To do
Lines containing "Phytoplankton" are to be counted. Give the number and nothing more.

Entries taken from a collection
···

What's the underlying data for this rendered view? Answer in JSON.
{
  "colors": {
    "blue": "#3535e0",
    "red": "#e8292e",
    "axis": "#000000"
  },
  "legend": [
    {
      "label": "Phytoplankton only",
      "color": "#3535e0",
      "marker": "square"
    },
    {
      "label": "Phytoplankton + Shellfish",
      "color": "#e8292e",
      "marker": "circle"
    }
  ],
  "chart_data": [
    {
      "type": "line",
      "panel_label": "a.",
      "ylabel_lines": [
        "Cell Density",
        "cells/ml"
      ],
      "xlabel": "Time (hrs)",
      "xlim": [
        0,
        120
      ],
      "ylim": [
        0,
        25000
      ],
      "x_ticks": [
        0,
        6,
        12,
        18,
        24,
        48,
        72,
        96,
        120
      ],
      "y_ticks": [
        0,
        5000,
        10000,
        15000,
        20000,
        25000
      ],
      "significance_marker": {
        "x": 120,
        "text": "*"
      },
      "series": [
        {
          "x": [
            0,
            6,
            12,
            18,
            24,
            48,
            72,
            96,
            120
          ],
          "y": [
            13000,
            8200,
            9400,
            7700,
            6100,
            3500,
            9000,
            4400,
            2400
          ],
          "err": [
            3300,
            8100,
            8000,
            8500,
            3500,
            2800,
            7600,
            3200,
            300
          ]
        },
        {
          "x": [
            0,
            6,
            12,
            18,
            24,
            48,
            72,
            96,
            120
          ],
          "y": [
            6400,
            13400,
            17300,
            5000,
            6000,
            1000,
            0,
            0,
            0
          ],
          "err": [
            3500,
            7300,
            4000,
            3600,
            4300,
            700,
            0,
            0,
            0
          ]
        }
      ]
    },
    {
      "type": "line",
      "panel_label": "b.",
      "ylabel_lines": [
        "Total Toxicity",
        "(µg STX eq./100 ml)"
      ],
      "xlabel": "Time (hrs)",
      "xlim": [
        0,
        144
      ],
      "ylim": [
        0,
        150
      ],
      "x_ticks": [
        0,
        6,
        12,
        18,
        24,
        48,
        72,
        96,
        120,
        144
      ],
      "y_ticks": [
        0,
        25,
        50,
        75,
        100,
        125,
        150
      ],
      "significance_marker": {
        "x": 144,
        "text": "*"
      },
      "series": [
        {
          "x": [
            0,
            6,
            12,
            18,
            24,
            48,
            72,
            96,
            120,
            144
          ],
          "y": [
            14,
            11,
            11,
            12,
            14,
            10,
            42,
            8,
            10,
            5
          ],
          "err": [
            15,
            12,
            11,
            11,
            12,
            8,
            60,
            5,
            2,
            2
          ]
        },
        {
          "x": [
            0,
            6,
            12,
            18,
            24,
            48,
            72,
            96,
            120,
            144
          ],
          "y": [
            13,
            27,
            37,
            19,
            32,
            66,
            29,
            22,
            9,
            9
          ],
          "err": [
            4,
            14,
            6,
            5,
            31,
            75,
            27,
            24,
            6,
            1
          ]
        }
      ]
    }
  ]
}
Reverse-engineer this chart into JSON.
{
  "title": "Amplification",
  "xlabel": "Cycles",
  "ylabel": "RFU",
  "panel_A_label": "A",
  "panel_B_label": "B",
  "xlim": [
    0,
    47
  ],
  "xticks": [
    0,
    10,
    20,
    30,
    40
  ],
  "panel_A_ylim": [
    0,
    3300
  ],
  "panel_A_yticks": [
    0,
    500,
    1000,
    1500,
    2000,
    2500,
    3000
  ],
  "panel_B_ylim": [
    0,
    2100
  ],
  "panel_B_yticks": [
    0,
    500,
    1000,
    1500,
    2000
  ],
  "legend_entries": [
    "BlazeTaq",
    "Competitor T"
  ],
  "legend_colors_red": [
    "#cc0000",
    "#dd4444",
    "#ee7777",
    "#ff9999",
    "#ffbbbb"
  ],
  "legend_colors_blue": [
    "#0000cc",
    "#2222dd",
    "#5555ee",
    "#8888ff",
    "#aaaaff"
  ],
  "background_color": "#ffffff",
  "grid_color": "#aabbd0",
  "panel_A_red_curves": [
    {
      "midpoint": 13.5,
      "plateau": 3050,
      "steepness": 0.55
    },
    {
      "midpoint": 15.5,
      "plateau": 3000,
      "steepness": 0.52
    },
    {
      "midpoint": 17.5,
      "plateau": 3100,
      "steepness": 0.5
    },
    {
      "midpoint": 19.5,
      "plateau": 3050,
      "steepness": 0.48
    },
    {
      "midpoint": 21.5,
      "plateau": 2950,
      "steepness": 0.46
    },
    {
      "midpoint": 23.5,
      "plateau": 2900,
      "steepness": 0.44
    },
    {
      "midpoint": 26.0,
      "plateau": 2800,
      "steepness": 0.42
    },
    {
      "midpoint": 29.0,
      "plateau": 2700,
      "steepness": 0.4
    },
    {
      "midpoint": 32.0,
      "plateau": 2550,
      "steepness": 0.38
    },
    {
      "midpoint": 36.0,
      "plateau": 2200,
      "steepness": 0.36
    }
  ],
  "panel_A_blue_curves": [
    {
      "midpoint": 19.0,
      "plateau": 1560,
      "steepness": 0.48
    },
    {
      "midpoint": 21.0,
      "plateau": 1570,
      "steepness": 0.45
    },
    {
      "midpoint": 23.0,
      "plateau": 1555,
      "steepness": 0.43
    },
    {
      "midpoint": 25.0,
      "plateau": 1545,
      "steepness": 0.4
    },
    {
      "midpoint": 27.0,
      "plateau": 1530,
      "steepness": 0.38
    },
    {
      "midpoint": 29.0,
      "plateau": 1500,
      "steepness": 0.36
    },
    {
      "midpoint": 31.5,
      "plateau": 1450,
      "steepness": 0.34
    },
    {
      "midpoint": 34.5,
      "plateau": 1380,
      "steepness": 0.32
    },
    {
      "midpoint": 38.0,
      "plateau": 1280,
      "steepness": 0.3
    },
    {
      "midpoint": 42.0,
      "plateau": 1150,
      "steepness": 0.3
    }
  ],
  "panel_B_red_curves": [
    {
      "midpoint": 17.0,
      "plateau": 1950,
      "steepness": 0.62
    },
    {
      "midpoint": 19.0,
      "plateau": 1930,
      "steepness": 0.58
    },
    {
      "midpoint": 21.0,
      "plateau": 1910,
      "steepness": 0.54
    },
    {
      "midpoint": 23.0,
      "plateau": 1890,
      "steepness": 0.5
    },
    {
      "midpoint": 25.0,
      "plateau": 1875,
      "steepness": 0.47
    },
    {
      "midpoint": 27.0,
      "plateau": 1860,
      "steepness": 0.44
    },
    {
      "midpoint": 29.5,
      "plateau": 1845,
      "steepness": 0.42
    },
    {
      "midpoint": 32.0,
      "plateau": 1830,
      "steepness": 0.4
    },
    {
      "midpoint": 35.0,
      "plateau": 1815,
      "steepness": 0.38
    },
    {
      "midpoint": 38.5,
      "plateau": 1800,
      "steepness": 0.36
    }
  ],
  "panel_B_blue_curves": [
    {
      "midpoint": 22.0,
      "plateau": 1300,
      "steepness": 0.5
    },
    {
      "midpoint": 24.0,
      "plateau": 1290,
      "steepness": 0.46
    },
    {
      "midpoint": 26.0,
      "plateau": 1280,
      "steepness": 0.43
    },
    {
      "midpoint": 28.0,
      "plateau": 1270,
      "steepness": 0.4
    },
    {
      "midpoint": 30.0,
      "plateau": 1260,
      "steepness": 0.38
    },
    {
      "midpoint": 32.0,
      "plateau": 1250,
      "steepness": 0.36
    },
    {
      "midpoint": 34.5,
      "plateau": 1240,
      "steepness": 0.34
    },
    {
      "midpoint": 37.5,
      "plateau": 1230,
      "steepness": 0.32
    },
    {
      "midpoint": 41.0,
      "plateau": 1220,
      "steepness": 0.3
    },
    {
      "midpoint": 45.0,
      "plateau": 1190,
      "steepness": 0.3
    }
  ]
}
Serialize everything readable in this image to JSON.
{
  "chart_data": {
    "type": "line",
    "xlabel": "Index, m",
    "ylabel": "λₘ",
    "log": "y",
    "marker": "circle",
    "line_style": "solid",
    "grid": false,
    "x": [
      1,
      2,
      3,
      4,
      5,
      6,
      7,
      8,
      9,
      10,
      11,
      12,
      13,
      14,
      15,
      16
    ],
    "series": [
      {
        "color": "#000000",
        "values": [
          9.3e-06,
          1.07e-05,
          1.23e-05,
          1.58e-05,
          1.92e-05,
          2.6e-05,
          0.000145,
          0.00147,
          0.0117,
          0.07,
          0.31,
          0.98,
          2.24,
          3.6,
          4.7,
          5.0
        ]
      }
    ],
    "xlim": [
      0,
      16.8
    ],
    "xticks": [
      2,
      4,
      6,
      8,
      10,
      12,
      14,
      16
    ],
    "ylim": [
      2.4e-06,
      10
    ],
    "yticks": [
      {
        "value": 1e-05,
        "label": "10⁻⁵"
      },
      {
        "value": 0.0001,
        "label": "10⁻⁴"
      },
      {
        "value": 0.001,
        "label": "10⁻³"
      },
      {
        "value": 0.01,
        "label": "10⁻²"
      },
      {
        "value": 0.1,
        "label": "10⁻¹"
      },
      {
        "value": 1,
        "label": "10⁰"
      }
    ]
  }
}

···

Final result
2